Element placement data:
>> Begin

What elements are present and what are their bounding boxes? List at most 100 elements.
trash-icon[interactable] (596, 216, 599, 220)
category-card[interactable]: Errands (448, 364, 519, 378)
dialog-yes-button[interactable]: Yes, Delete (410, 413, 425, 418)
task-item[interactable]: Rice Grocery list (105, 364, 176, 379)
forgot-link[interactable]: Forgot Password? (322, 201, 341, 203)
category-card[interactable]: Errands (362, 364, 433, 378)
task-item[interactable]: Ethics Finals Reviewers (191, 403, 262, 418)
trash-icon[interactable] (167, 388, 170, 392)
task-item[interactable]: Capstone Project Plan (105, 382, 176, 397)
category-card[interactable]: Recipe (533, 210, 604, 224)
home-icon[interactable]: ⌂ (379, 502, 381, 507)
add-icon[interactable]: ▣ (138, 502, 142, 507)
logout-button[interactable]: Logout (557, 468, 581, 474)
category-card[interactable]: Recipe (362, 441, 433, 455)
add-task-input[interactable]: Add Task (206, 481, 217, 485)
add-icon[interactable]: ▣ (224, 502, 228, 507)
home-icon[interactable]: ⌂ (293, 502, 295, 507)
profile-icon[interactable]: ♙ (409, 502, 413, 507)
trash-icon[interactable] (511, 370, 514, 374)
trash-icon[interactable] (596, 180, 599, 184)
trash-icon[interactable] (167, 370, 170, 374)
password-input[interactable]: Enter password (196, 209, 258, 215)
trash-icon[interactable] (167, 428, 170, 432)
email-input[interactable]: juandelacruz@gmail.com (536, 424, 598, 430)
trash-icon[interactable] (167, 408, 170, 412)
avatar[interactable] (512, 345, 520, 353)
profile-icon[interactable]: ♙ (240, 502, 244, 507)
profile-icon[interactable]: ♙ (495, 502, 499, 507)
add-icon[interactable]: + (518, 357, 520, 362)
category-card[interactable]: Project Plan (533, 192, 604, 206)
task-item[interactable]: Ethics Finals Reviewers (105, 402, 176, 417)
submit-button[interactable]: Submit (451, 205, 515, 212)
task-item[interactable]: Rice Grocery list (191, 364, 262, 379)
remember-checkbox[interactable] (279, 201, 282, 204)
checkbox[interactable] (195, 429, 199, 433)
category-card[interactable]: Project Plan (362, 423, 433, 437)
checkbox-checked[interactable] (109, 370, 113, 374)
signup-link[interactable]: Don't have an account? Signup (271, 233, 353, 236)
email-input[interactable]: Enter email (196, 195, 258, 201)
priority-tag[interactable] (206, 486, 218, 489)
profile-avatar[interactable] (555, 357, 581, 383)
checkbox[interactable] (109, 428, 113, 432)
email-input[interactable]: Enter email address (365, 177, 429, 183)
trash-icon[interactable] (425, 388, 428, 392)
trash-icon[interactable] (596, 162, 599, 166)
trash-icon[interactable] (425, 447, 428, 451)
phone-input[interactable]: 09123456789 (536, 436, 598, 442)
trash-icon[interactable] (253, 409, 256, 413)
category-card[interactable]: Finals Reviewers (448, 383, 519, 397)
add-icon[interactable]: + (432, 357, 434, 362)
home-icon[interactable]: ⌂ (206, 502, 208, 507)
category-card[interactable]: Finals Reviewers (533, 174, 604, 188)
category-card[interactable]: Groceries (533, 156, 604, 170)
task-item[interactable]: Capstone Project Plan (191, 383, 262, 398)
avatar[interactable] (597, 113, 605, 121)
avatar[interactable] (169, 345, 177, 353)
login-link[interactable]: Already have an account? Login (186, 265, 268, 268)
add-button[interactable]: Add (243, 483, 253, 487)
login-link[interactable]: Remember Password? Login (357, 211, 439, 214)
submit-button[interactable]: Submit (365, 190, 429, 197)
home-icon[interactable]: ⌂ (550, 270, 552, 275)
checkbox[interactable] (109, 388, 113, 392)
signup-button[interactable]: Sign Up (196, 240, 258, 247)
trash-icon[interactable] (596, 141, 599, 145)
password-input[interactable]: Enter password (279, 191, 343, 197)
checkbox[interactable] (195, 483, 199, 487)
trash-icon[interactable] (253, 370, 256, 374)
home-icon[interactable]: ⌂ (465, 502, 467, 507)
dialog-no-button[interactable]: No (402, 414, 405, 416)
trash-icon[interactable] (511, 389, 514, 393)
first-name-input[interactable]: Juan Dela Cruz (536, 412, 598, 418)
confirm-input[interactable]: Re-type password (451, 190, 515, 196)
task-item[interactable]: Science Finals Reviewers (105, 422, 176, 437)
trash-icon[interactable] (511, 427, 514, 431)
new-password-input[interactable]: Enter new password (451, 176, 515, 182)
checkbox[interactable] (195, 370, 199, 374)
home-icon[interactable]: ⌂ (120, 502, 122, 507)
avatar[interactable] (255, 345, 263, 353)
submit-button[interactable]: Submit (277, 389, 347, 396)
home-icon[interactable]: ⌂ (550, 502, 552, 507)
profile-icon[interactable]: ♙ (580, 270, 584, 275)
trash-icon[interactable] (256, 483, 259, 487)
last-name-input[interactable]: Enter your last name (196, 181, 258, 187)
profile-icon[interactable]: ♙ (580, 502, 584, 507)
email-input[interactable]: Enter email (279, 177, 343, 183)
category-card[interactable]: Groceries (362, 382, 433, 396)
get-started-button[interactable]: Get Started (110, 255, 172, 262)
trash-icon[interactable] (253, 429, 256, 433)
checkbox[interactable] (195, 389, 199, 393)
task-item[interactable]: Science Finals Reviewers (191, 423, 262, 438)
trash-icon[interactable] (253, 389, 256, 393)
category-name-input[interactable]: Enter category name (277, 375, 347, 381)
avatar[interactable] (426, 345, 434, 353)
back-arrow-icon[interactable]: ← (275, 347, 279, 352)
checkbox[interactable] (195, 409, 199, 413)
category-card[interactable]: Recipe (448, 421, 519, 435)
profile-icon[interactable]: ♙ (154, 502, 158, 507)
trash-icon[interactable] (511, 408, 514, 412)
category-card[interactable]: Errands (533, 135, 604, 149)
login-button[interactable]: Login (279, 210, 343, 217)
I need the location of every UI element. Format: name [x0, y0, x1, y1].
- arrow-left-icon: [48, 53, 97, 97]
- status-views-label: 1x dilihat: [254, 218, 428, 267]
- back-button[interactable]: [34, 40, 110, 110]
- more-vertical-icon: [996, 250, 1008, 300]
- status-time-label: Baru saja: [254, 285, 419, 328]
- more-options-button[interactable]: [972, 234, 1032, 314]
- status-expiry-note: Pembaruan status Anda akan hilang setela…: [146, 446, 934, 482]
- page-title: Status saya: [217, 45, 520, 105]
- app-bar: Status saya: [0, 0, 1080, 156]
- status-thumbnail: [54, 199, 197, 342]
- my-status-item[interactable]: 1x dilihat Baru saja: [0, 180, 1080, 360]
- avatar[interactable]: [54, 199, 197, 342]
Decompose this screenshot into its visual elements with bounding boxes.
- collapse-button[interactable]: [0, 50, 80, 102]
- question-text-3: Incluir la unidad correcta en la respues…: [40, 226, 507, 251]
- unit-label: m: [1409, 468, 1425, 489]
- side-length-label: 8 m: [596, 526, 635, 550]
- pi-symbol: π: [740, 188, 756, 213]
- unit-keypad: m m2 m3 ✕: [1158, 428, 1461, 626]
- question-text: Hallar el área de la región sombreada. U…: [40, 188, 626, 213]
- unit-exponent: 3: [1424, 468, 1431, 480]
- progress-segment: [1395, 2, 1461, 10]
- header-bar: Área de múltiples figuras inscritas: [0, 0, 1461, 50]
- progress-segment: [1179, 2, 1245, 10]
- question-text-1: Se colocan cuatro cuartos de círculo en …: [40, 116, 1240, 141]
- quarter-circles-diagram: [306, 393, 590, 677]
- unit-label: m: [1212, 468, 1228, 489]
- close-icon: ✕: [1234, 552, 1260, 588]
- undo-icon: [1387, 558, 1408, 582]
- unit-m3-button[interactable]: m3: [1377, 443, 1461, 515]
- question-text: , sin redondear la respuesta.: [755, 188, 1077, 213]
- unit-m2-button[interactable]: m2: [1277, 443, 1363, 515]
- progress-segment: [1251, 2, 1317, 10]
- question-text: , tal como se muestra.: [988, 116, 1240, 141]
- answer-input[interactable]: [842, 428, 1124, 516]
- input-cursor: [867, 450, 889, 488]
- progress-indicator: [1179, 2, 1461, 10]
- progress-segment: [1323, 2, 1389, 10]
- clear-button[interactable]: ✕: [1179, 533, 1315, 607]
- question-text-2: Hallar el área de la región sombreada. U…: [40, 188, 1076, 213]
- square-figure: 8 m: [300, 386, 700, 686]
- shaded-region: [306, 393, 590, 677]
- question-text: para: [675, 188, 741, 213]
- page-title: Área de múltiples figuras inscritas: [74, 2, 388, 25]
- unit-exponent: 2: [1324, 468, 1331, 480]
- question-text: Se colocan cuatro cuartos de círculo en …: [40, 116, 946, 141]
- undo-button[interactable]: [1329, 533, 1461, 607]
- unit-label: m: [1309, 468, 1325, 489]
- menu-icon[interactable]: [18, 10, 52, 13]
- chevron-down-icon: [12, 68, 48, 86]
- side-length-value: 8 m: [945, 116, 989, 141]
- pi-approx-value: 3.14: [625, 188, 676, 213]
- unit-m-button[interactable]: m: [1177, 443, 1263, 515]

>> End

Directive: Starting at the beginning of the records and ending with the line that contains "403, 262, 418)", write those lines out again, substituting "Chores" for "Errands" and leaving everything else unchanged.

Solved problem:
What elements are present and what are their bounding boxes? List at most 100 elements.
trash-icon[interactable] (596, 216, 599, 220)
category-card[interactable]: Chores (448, 364, 519, 378)
dialog-yes-button[interactable]: Yes, Delete (410, 413, 425, 418)
task-item[interactable]: Rice Grocery list (105, 364, 176, 379)
forgot-link[interactable]: Forgot Password? (322, 201, 341, 203)
category-card[interactable]: Chores (362, 364, 433, 378)
task-item[interactable]: Ethics Finals Reviewers (191, 403, 262, 418)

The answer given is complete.